====== Dataset records

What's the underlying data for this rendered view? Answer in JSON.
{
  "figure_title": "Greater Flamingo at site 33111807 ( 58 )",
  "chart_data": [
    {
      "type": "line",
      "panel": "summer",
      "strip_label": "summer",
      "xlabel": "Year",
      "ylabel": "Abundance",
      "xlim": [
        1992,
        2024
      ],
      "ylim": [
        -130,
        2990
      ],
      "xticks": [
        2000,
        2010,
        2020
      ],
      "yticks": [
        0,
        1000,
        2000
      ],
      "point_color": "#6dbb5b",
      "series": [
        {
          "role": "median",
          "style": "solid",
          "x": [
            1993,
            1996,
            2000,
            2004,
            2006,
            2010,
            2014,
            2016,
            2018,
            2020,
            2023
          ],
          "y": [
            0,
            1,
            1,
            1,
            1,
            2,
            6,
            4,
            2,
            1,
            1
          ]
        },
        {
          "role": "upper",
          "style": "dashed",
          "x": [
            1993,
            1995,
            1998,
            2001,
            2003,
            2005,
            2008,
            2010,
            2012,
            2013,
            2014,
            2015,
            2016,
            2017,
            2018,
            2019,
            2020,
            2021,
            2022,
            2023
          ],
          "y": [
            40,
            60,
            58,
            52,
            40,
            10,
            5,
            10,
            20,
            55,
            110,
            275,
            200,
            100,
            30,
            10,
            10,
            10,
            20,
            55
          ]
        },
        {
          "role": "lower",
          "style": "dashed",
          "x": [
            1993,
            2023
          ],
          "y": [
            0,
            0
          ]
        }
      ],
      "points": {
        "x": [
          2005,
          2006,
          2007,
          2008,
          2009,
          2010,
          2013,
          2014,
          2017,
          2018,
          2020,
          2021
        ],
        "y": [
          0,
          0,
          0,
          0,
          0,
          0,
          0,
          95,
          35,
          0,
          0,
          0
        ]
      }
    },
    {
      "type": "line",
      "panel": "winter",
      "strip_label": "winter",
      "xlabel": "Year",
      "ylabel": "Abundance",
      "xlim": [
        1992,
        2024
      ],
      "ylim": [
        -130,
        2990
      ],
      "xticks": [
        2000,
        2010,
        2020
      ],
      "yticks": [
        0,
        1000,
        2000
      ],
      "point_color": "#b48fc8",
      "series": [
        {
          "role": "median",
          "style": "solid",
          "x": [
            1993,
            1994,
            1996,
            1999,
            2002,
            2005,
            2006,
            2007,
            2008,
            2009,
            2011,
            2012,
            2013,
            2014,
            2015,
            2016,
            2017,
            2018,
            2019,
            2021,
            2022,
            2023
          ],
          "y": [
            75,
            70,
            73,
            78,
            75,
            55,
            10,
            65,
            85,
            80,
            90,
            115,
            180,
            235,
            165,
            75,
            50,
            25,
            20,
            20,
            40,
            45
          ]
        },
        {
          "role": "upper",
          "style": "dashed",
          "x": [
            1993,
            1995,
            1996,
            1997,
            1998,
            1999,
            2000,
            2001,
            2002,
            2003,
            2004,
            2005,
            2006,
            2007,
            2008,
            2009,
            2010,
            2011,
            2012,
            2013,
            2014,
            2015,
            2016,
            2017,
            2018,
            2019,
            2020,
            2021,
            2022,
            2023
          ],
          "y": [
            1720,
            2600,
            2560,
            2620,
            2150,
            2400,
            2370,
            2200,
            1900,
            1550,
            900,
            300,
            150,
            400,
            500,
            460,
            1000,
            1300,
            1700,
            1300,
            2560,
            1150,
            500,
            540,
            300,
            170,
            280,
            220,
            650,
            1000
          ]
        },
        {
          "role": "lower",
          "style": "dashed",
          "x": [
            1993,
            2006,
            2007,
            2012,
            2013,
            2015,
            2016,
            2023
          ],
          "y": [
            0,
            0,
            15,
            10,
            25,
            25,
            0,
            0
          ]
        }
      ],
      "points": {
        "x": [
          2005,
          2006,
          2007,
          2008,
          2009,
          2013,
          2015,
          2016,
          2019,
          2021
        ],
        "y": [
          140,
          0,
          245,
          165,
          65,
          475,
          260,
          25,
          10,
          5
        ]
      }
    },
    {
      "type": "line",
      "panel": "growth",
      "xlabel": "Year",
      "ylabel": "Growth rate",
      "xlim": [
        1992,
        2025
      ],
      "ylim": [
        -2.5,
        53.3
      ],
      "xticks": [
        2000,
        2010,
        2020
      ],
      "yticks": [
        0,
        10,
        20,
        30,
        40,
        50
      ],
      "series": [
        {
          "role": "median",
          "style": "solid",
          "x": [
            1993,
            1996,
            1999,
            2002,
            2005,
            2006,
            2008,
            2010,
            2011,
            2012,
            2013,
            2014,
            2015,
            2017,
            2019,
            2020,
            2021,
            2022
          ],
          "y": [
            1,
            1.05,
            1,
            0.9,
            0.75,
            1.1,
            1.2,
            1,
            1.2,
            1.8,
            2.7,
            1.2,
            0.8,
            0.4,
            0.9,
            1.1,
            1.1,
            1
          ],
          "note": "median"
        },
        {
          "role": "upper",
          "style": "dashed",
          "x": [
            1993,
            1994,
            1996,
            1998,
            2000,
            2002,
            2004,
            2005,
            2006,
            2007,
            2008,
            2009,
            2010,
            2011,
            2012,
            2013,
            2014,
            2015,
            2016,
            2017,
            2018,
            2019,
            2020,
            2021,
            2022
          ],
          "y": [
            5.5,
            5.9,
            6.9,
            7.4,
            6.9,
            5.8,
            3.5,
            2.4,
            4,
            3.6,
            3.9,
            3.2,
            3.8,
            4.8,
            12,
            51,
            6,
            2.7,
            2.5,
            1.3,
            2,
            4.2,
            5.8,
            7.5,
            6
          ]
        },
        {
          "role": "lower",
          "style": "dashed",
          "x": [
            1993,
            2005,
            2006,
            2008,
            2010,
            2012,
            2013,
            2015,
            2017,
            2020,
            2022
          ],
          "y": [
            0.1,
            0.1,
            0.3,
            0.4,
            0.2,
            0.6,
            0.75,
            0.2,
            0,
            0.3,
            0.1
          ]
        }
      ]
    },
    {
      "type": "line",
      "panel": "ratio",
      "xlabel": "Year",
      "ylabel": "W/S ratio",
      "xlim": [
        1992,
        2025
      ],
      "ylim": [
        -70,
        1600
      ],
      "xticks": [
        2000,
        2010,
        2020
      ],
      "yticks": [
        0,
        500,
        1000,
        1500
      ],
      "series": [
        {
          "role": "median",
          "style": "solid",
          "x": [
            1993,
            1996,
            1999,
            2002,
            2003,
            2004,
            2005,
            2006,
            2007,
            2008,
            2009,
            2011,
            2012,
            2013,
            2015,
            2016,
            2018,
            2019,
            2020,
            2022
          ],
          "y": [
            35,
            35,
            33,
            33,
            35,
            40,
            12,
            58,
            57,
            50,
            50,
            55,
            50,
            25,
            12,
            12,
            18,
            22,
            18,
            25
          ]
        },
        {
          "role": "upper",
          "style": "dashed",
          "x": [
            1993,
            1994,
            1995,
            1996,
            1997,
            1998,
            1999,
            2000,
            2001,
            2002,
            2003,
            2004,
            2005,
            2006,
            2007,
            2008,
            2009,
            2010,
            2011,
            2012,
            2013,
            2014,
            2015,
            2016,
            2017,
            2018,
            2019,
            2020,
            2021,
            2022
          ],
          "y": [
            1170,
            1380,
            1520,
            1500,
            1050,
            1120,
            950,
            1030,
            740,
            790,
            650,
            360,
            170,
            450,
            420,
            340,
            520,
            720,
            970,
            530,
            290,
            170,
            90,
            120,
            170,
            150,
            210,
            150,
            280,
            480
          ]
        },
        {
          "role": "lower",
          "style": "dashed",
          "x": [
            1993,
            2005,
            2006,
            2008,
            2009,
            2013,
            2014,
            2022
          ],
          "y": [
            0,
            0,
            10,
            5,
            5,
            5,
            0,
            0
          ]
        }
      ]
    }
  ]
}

============

Problem statement ->
Repeat each record exactly, leaving nothing out.

Task result ->
What's the underlying data for this rendered view? Answer in JSON.
{
  "figure_title": "Greater Flamingo at site 33111807 ( 58 )",
  "chart_data": [
    {
      "type": "line",
      "panel": "summer",
      "strip_label": "summer",
      "xlabel": "Year",
      "ylabel": "Abundance",
      "xlim": [
        1992,
        2024
      ],
      "ylim": [
        -130,
        2990
      ],
      "xticks": [
        2000,
        2010,
        2020
      ],
      "yticks": [
        0,
        1000,
        2000
      ],
      "point_color": "#6dbb5b",
      "series": [
        {
          "role": "median",
          "style": "solid",
          "x": [
            1993,
            1996,
            2000,
            2004,
            2006,
            2010,
            2014,
            2016,
            2018,
            2020,
            2023
          ],
          "y": [
            0,
            1,
            1,
            1,
            1,
            2,
            6,
            4,
            2,
            1,
            1
          ]
        },
        {
          "role": "upper",
          "style": "dashed",
          "x": [
            1993,
            1995,
            1998,
            2001,
            2003,
            2005,
            2008,
            2010,
            2012,
            2013,
            2014,
            2015,
            2016,
            2017,
            2018,
            2019,
            2020,
            2021,
            2022,
            2023
          ],
          "y": [
            40,
            60,
            58,
            52,
            40,
            10,
            5,
            10,
            20,
            55,
            110,
            275,
            200,
            100,
            30,
            10,
            10,
            10,
            20,
            55
          ]
        },
        {
          "role": "lower",
          "style": "dashed",
          "x": [
            1993,
            2023
          ],
          "y": [
            0,
            0
          ]
        }
      ],
      "points": {
        "x": [
          2005,
          2006,
          2007,
          2008,
          2009,
          2010,
          2013,
          2014,
          2017,
          2018,
          2020,
          2021
        ],
        "y": [
          0,
          0,
          0,
          0,
          0,
          0,
          0,
          95,
          35,
          0,
          0,
          0
        ]
      }
    },
    {
      "type": "line",
      "panel": "winter",
      "strip_label": "winter",
      "xlabel": "Year",
      "ylabel": "Abundance",
      "xlim": [
        1992,
        2024
      ],
      "ylim": [
        -130,
        2990
      ],
      "xticks": [
        2000,
        2010,
        2020
      ],
      "yticks": [
        0,
        1000,
        2000
      ],
      "point_color": "#b48fc8",
      "series": [
        {
          "role": "median",
          "style": "solid",
          "x": [
            1993,
            1994,
            1996,
            1999,
            2002,
            2005,
            2006,
            2007,
            2008,
            2009,
            2011,
            2012,
            2013,
            2014,
            2015,
            2016,
            2017,
            2018,
            2019,
            2021,
            2022,
            2023
          ],
          "y": [
            75,
            70,
            73,
            78,
            75,
            55,
            10,
            65,
            85,
            80,
            90,
            115,
            180,
            235,
            165,
            75,
            50,
            25,
            20,
            20,
            40,
            45
          ]
        },
        {
          "role": "upper",
          "style": "dashed",
          "x": [
            1993,
            1995,
            1996,
            1997,
            1998,
            1999,
            2000,
            2001,
            2002,
            2003,
            2004,
            2005,
            2006,
            2007,
            2008,
            2009,
            2010,
            2011,
            2012,
            2013,
            2014,
            2015,
            2016,
            2017,
            2018,
            2019,
            2020,
            2021,
            2022,
            2023
          ],
          "y": [
            1720,
            2600,
            2560,
            2620,
            2150,
            2400,
            2370,
            2200,
            1900,
            1550,
            900,
            300,
            150,
            400,
            500,
            460,
            1000,
            1300,
            1700,
            1300,
            2560,
            1150,
            500,
            540,
            300,
            170,
            280,
            220,
            650,
            1000
          ]
        },
        {
          "role": "lower",
          "style": "dashed",
          "x": [
            1993,
            2006,
            2007,
            2012,
            2013,
            2015,
            2016,
            2023
          ],
          "y": [
            0,
            0,
            15,
            10,
            25,
            25,
            0,
            0
          ]
        }
      ],
      "points": {
        "x": [
          2005,
          2006,
          2007,
          2008,
          2009,
          2013,
          2015,
          2016,
          2019,
          2021
        ],
        "y": [
          140,
          0,
          245,
          165,
          65,
          475,
          260,
          25,
          10,
          5
        ]
      }
    },
    {
      "type": "line",
      "panel": "growth",
      "xlabel": "Year",
      "ylabel": "Growth rate",
      "xlim": [
        1992,
        2025
      ],
      "ylim": [
        -2.5,
        53.3
      ],
      "xticks": [
        2000,
        2010,
        2020
      ],
      "yticks": [
        0,
        10,
        20,
        30,
        40,
        50
      ],
      "series": [
        {
          "role": "median",
          "style": "solid",
          "x": [
            1993,
            1996,
            1999,
            2002,
            2005,
            2006,
            2008,
            2010,
            2011,
            2012,
            2013,
            2014,
            2015,
            2017,
            2019,
            2020,
            2021,
            2022
          ],
          "y": [
            1,
            1.05,
            1,
            0.9,
            0.75,
            1.1,
            1.2,
            1,
            1.2,
            1.8,
            2.7,
            1.2,
            0.8,
            0.4,
            0.9,
            1.1,
            1.1,
            1
          ],
          "note": "median"
        },
        {
          "role": "upper",
          "style": "dashed",
          "x": [
            1993,
            1994,
            1996,
            1998,
            2000,
            2002,
            2004,
            2005,
            2006,
            2007,
            2008,
            2009,
            2010,
            2011,
            2012,
            2013,
            2014,
            2015,
            2016,
            2017,
            2018,
            2019,
            2020,
            2021,
            2022
          ],
          "y": [
            5.5,
            5.9,
            6.9,
            7.4,
            6.9,
            5.8,
            3.5,
            2.4,
            4,
            3.6,
            3.9,
            3.2,
            3.8,
            4.8,
            12,
            51,
            6,
            2.7,
            2.5,
            1.3,
            2,
            4.2,
            5.8,
            7.5,
            6
          ]
        },
        {
          "role": "lower",
          "style": "dashed",
          "x": [
            1993,
            2005,
            2006,
            2008,
            2010,
            2012,
            2013,
            2015,
            2017,
            2020,
            2022
          ],
          "y": [
            0.1,
            0.1,
            0.3,
            0.4,
            0.2,
            0.6,
            0.75,
            0.2,
            0,
            0.3,
            0.1
          ]
        }
      ]
    },
    {
      "type": "line",
      "panel": "ratio",
      "xlabel": "Year",
      "ylabel": "W/S ratio",
      "xlim": [
        1992,
        2025
      ],
      "ylim": [
        -70,
        1600
      ],
      "xticks": [
        2000,
        2010,
        2020
      ],
      "yticks": [
        0,
        500,
        1000,
        1500
      ],
      "series": [
        {
          "role": "median",
          "style": "solid",
          "x": [
            1993,
            1996,
            1999,
            2002,
            2003,
            2004,
            2005,
            2006,
            2007,
            2008,
            2009,
            2011,
            2012,
            2013,
            2015,
            2016,
            2018,
            2019,
            2020,
            2022
          ],
          "y": [
            35,
            35,
            33,
            33,
            35,
            40,
            12,
            58,
            57,
            50,
            50,
            55,
            50,
            25,
            12,
            12,
            18,
            22,
            18,
            25
          ]
        },
        {
          "role": "upper",
          "style": "dashed",
          "x": [
            1993,
            1994,
            1995,
            1996,
            1997,
            1998,
            1999,
            2000,
            2001,
            2002,
            2003,
            2004,
            2005,
            2006,
            2007,
            2008,
            2009,
            2010,
            2011,
            2012,
            2013,
            2014,
            2015,
            2016,
            2017,
            2018,
            2019,
            2020,
            2021,
            2022
          ],
          "y": [
            1170,
            1380,
            1520,
            1500,
            1050,
            1120,
            950,
            1030,
            740,
            790,
            650,
            360,
            170,
            450,
            420,
            340,
            520,
            720,
            970,
            530,
            290,
            170,
            90,
            120,
            170,
            150,
            210,
            150,
            280,
            480
          ]
        },
        {
          "role": "lower",
          "style": "dashed",
          "x": [
            1993,
            2005,
            2006,
            2008,
            2009,
            2013,
            2014,
            2022
          ],
          "y": [
            0,
            0,
            10,
            5,
            5,
            5,
            0,
            0
          ]
        }
      ]
    }
  ]
}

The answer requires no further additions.